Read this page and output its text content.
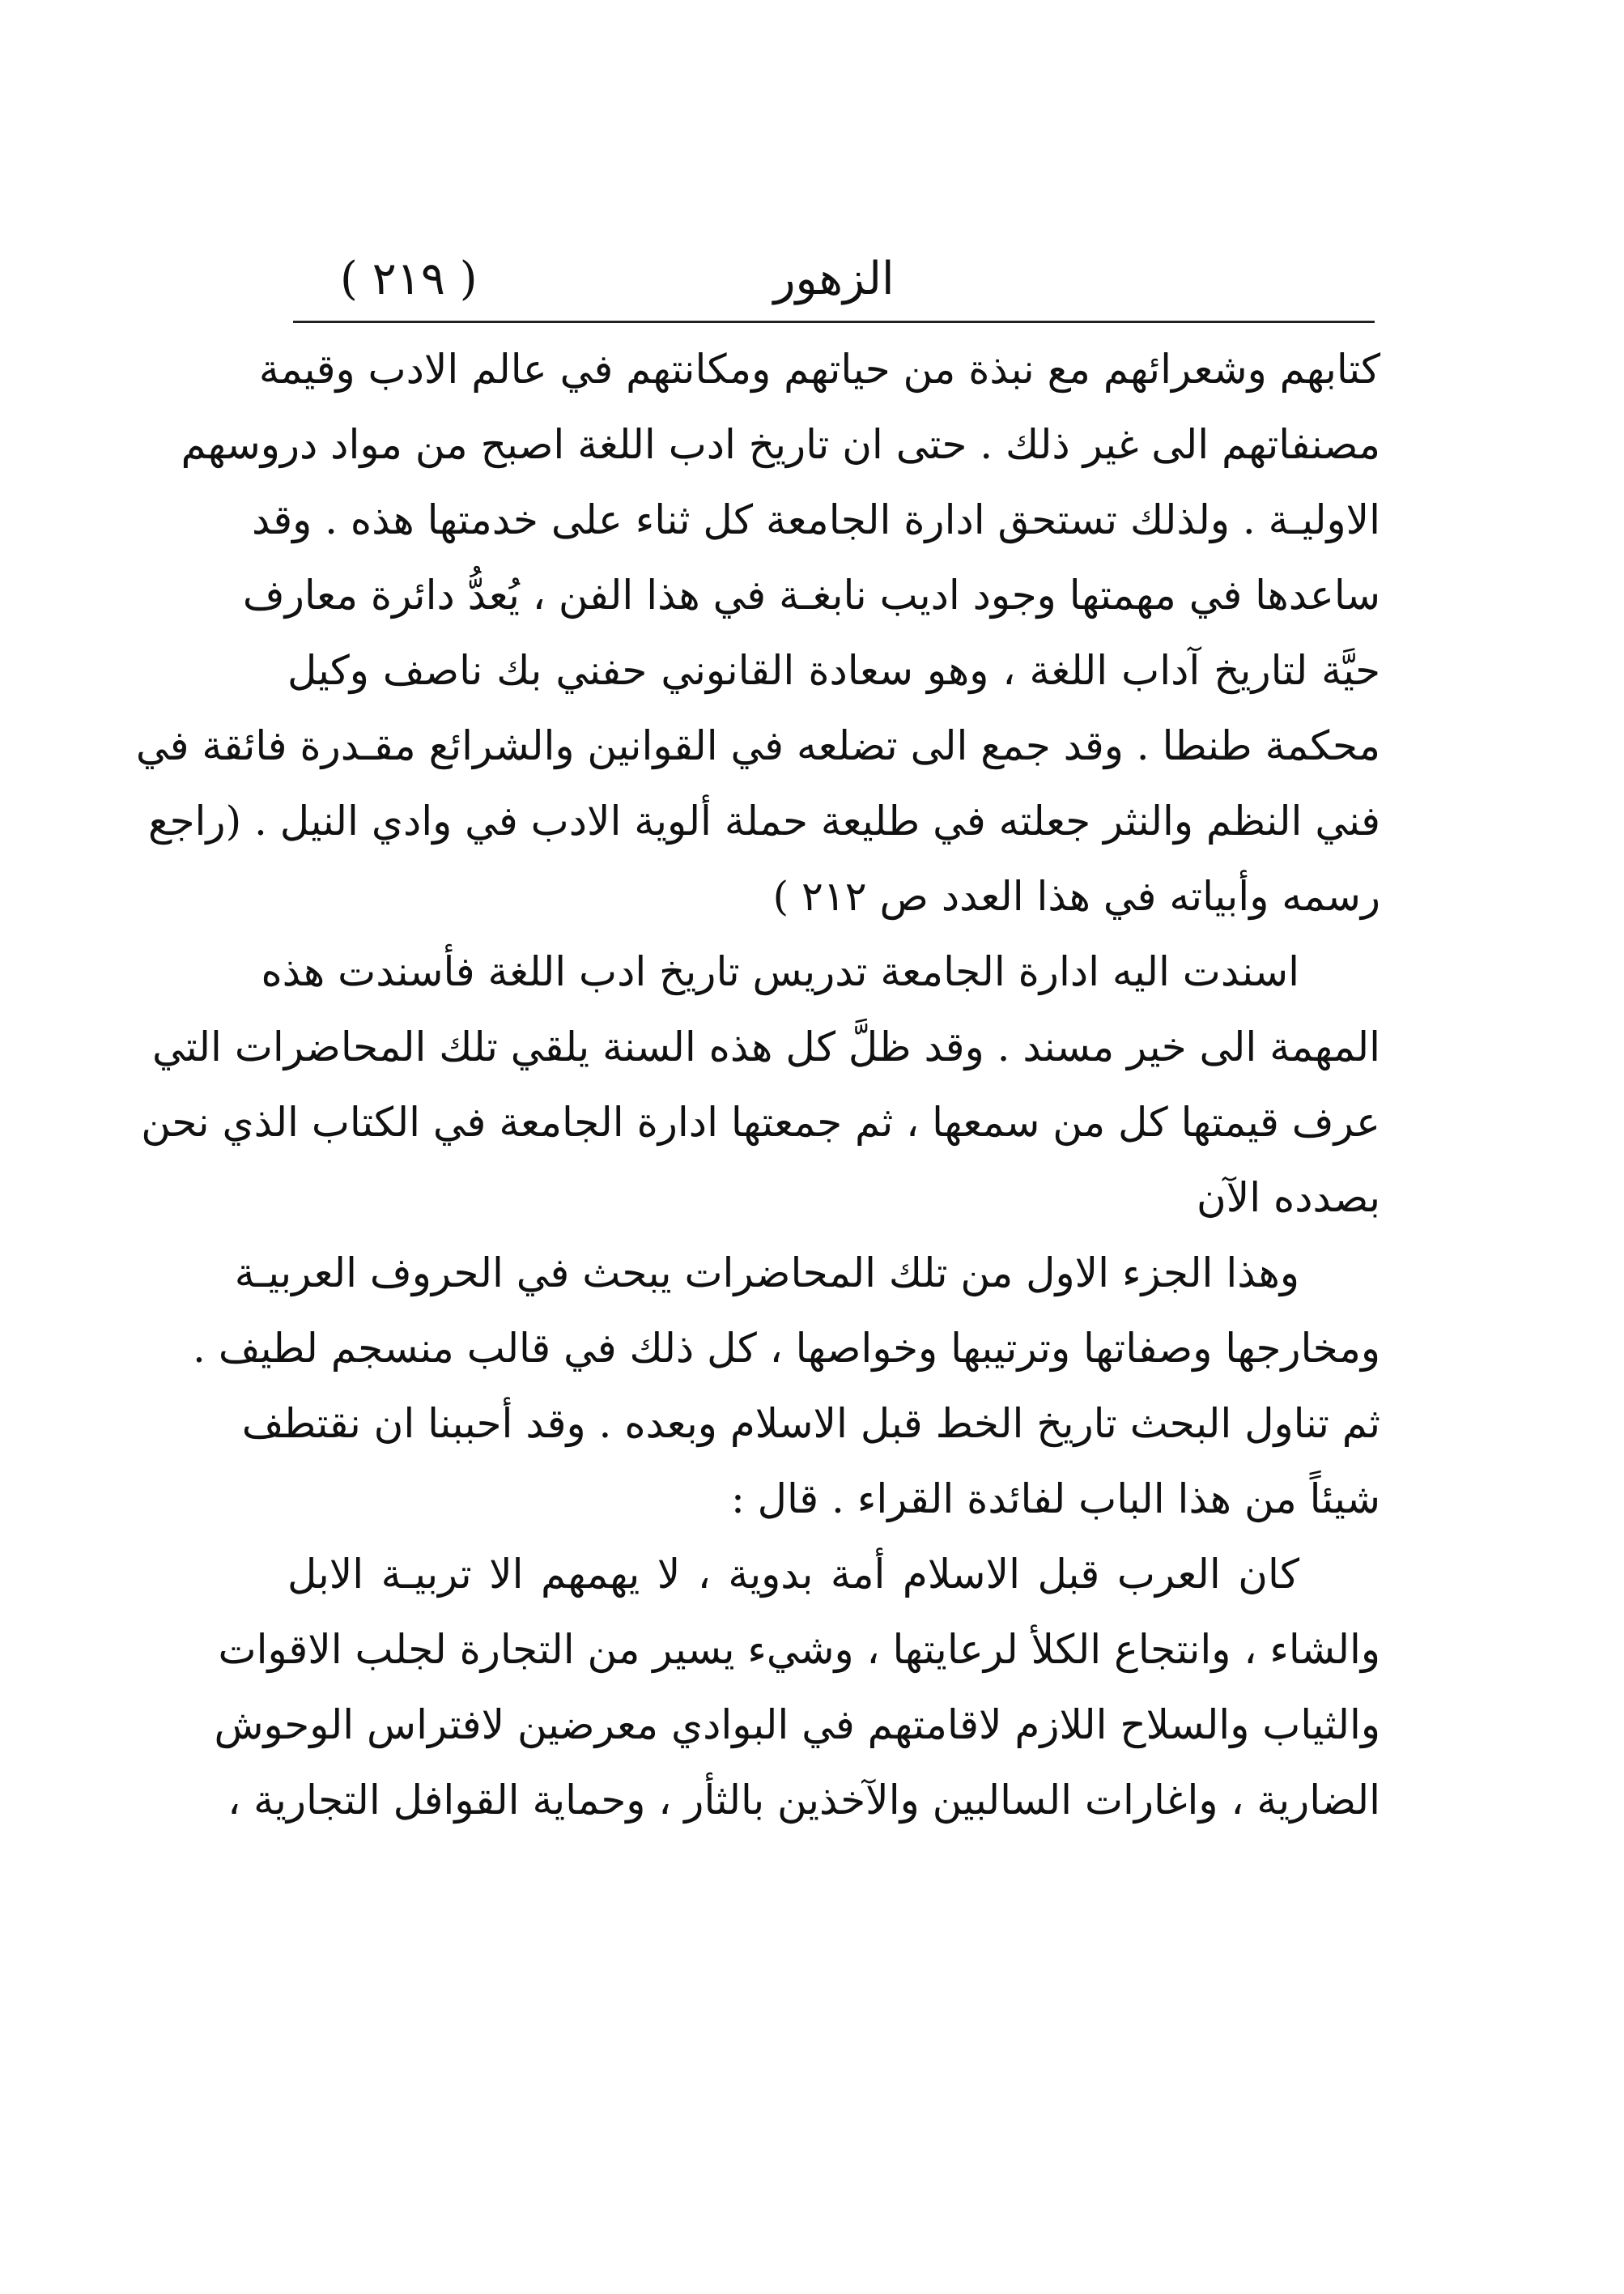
الزهور
( ٢١٩ )
كتابهم وشعرائهم مع نبذة من حياتهم ومكانتهم في عالم الادب وقيمة
مصنفاتهم الى غير ذلك . حتى ان تاريخ ادب اللغة اصبح من مواد دروسهم
الاوليـة . ولذلك تستحق ادارة الجامعة كل ثناء على خدمتها هذه . وقد
ساعدها في مهمتها وجود اديب نابغـة في هذا الفن ، يُعدُّ دائرة معارف
حيَّة لتاريخ آداب اللغة ، وهو سعادة القانوني حفني بك ناصف وكيل
محكمة طنطا . وقد جمع الى تضلعه في القوانين والشرائع مقـدرة فائقة في
فني النظم والنثر جعلته في طليعة حملة ألوية الادب في وادي النيل . (راجع
رسمه وأبياته في هذا العدد ص ٢١٢ )
اسندت اليه ادارة الجامعة تدريس تاريخ ادب اللغة فأسندت هذه
المهمة الى خير مسند . وقد ظلَّ كل هذه السنة يلقي تلك المحاضرات التي
عرف قيمتها كل من سمعها ، ثم جمعتها ادارة الجامعة في الكتاب الذي نحن
بصدده الآن
وهذا الجزء الاول من تلك المحاضرات يبحث في الحروف العربيـة
ومخارجها وصفاتها وترتيبها وخواصها ، كل ذلك في قالب منسجم لطيف .
ثم تناول البحث تاريخ الخط قبل الاسلام وبعده . وقد أحببنا ان نقتطف
شيئاً من هذا الباب لفائدة القراء . قال :
كان العرب قبل الاسلام أمة بدوية ، لا يهمهم الا تربيـة الابل
والشاء ، وانتجاع الكلأ لرعايتها ، وشيء يسير من التجارة لجلب الاقوات
والثياب والسلاح اللازم لاقامتهم في البوادي معرضين لافتراس الوحوش
الضارية ، واغارات السالبين والآخذين بالثأر ، وحماية القوافل التجارية ،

:::

*Problem details*
Locate all lines that include the word "ادارة" and copy them out.

*Finished answer*
الاوليـة . ولذلك تستحق ادارة الجامعة كل ثناء على خدمتها هذه . وقد
اسندت اليه ادارة الجامعة تدريس تاريخ ادب اللغة فأسندت هذه
عرف قيمتها كل من سمعها ، ثم جمعتها ادارة الجامعة في الكتاب الذي نحن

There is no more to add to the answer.